§ **Instructions to follow**: Locate the word "Soil" in the material, then show every line that holds it.

§ **Data lines**:

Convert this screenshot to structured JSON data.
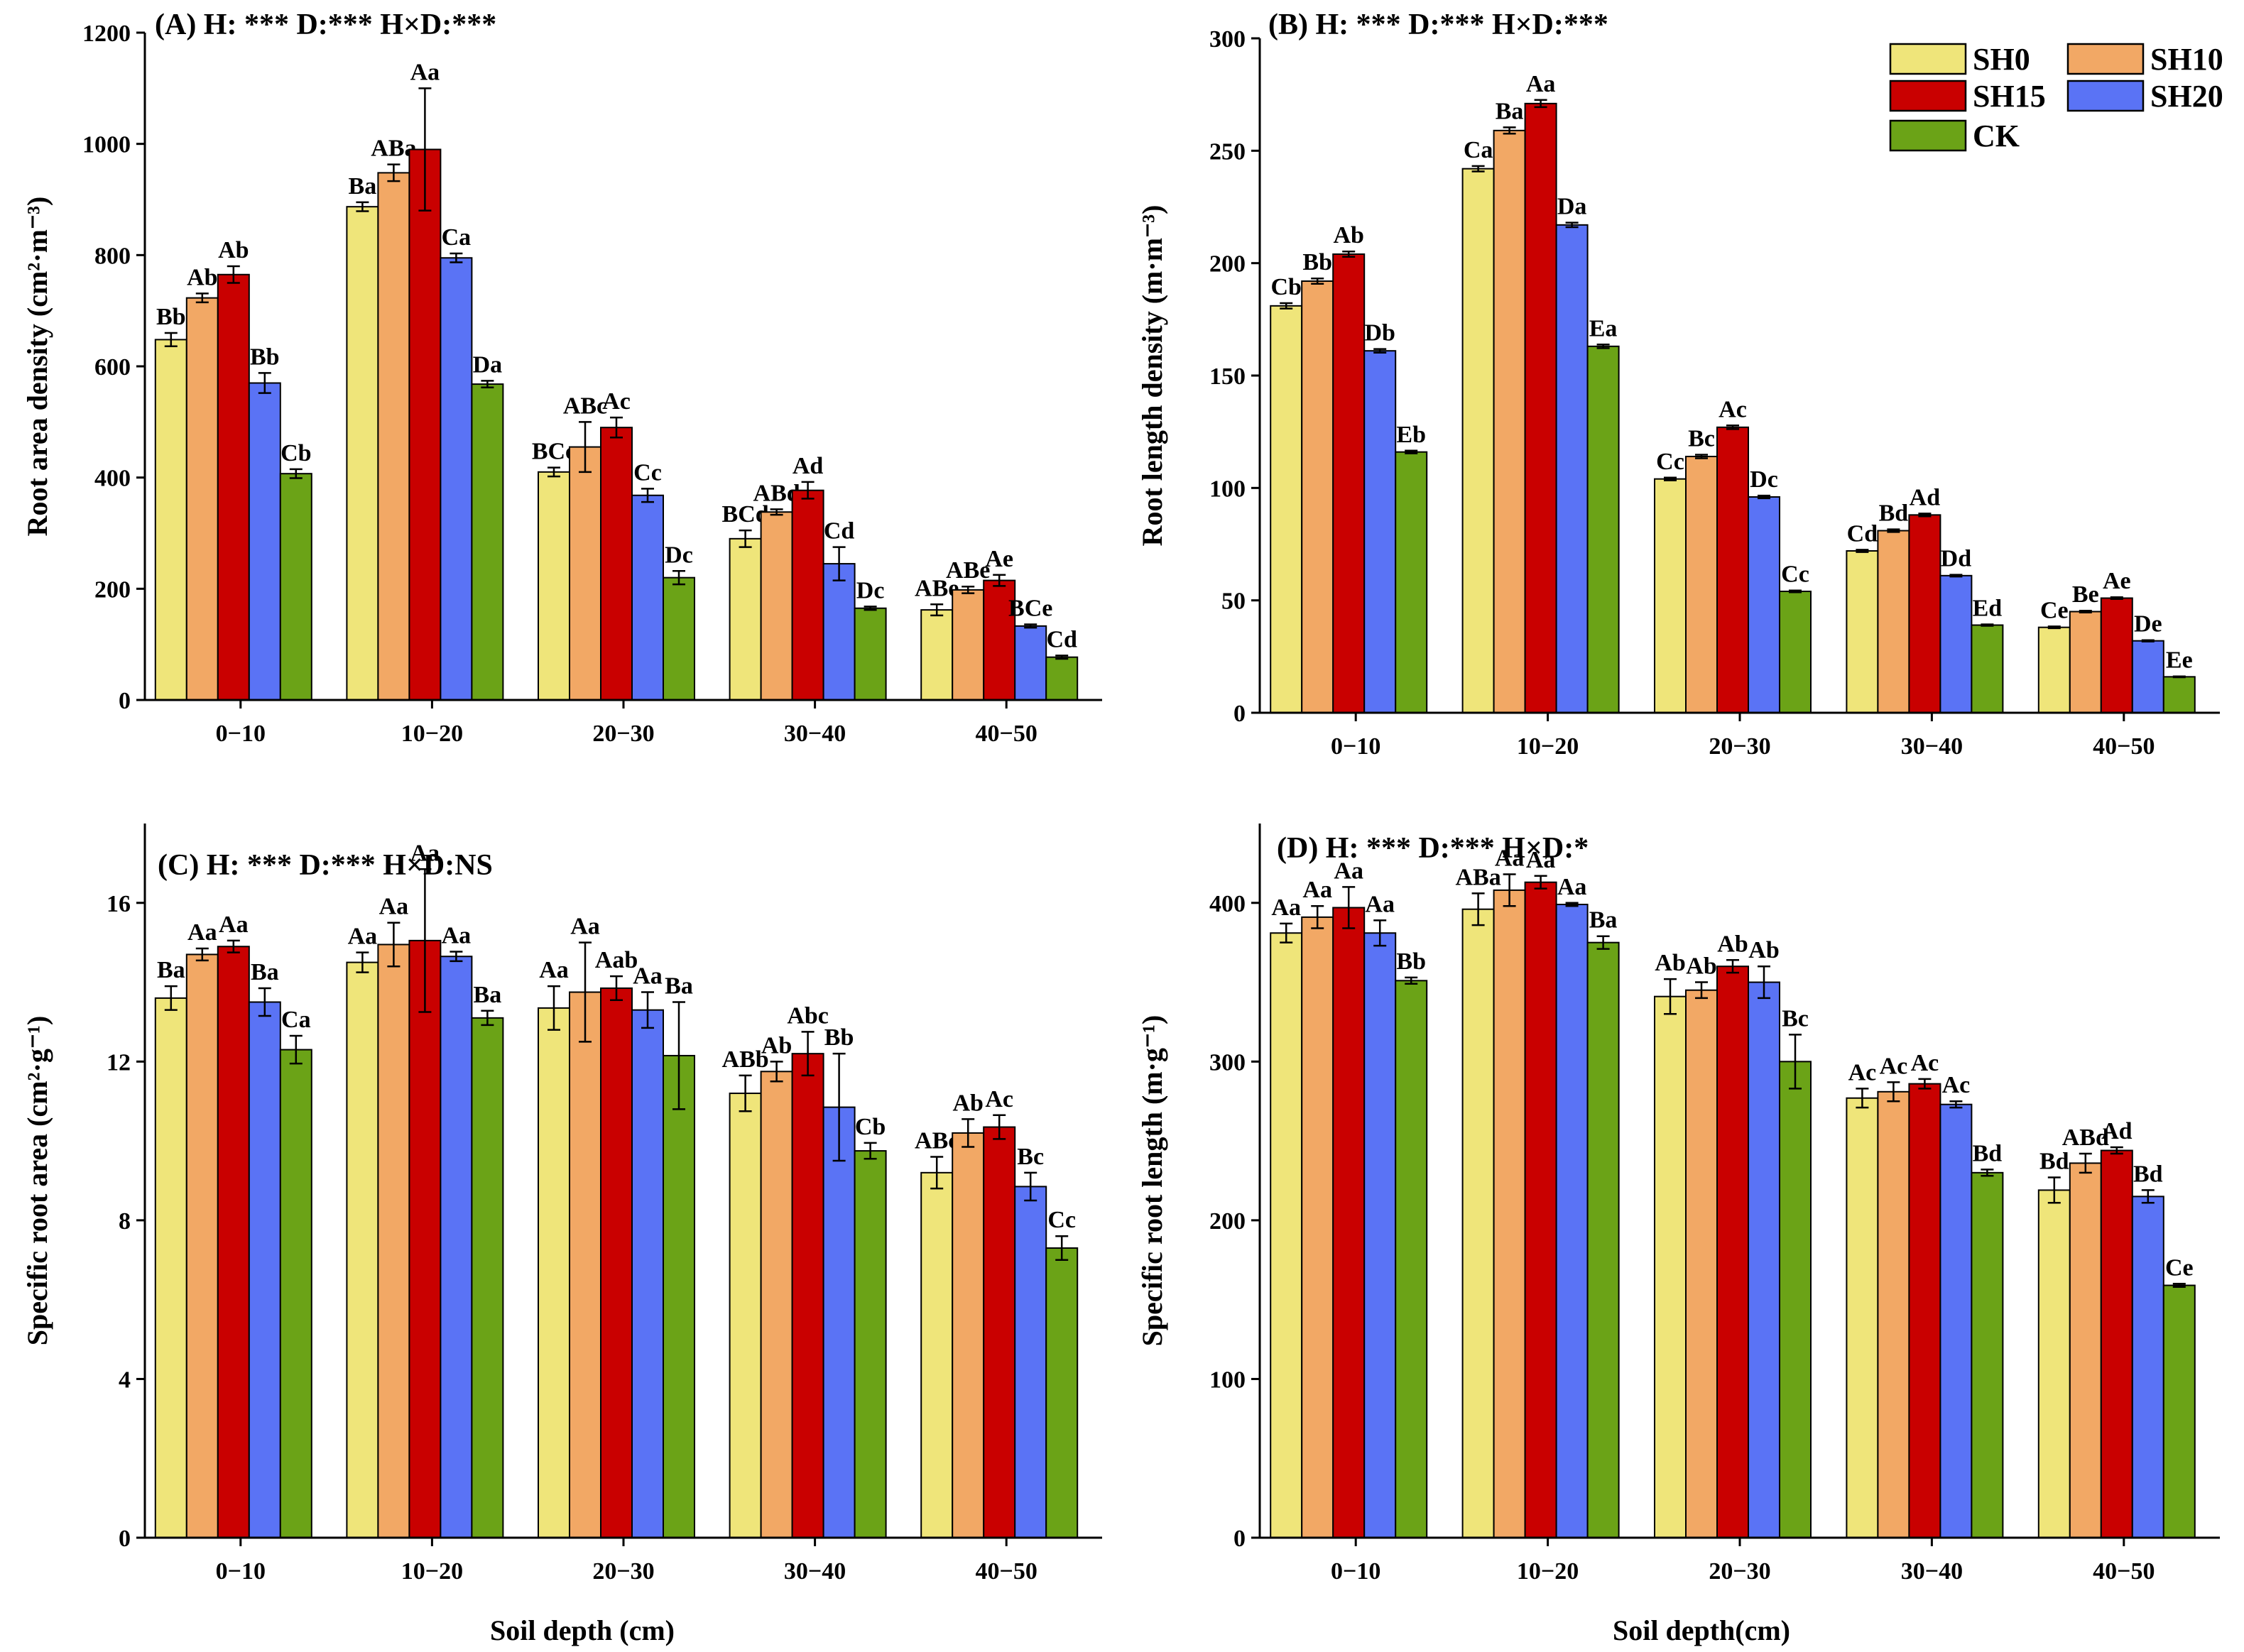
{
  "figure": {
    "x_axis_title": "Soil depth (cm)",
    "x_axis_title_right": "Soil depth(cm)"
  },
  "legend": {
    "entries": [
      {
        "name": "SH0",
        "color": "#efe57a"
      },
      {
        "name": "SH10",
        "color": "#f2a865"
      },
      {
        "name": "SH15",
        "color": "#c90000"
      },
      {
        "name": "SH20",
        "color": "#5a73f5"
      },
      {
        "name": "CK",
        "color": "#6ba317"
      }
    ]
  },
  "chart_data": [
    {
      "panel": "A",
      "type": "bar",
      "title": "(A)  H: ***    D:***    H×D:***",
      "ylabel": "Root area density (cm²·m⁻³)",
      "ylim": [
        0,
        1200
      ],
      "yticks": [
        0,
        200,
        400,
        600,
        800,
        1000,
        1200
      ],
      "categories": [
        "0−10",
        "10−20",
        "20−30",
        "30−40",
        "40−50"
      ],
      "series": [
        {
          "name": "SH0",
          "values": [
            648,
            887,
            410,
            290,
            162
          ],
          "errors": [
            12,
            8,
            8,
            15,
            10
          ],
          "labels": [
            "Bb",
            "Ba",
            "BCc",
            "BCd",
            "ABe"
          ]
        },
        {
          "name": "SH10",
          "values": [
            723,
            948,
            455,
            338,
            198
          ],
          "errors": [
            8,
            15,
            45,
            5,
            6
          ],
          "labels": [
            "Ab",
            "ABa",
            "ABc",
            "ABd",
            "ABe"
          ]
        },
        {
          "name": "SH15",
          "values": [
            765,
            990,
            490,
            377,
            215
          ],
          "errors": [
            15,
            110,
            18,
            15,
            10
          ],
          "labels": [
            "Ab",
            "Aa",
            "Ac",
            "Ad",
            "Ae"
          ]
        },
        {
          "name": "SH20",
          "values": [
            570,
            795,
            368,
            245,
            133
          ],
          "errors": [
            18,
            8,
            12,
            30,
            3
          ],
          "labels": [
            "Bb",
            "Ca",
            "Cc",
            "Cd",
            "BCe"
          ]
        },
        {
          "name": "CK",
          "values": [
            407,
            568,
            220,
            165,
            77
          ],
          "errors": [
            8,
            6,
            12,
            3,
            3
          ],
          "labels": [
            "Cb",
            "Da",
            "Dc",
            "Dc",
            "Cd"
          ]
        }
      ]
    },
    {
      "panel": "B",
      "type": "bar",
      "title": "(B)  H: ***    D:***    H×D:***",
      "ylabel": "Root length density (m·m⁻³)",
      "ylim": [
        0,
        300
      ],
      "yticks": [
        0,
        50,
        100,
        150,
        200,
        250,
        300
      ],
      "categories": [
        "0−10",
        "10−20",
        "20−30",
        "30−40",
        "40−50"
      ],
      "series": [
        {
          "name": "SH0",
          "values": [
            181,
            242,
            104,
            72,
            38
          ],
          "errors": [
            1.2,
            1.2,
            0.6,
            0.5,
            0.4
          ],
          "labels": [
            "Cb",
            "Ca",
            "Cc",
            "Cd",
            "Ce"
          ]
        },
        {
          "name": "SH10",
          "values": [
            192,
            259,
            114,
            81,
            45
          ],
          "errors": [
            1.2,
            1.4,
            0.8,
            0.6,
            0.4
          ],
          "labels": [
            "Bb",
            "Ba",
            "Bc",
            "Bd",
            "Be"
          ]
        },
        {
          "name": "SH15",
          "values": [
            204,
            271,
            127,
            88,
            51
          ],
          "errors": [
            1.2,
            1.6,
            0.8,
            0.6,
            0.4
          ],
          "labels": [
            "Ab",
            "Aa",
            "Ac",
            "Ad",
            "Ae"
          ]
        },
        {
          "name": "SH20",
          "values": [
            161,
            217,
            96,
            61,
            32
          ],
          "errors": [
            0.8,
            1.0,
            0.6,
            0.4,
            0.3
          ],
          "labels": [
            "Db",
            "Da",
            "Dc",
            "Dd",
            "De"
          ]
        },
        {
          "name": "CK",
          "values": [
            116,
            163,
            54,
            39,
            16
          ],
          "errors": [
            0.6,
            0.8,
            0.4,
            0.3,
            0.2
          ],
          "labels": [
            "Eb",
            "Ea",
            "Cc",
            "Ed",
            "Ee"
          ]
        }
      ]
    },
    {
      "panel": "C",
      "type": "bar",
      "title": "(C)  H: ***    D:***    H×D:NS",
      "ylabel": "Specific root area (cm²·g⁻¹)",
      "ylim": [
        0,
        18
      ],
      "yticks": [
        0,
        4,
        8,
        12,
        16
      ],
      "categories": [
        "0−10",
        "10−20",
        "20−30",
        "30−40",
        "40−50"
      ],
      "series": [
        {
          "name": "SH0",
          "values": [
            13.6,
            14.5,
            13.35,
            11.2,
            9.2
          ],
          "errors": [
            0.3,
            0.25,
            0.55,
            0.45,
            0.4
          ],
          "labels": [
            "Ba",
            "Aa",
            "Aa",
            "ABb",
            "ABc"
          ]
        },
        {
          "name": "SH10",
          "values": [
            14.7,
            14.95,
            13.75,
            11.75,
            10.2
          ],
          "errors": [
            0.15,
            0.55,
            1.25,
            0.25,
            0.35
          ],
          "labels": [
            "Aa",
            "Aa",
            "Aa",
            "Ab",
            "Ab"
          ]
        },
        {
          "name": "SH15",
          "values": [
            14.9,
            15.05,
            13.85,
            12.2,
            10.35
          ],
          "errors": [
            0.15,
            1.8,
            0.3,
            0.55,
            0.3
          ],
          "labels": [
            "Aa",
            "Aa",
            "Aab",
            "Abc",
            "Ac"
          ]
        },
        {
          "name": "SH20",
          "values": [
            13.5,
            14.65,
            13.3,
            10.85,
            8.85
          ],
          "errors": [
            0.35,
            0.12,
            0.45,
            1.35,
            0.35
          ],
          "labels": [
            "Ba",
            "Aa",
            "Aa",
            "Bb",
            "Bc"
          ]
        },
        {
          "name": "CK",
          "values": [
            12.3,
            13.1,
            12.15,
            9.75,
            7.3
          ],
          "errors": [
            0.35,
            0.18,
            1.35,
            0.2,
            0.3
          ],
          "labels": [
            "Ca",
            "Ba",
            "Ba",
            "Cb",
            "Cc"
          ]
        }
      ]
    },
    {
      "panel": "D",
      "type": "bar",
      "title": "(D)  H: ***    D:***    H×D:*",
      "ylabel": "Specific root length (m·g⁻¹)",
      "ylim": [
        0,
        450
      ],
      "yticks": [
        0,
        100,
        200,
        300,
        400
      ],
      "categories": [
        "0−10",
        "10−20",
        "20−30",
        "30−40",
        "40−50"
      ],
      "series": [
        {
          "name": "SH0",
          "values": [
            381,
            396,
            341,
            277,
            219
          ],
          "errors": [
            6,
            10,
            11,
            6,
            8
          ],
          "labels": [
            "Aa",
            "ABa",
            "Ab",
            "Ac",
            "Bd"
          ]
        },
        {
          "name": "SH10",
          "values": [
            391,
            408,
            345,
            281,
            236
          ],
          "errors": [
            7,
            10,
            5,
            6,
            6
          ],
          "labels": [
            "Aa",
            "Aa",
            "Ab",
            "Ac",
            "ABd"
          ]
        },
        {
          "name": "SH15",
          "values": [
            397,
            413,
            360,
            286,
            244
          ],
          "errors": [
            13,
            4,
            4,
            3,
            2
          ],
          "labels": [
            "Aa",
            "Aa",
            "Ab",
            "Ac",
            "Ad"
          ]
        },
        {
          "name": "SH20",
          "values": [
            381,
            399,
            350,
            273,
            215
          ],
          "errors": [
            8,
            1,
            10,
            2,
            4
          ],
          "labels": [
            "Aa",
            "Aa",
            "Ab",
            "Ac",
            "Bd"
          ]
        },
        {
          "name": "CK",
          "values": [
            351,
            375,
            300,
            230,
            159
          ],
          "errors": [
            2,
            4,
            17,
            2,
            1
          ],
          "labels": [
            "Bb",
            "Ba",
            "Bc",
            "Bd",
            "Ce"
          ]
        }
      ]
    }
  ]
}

§ **Expected output**:
    "x_axis_title": "Soil depth (cm)",
    "x_axis_title_right": "Soil depth(cm)"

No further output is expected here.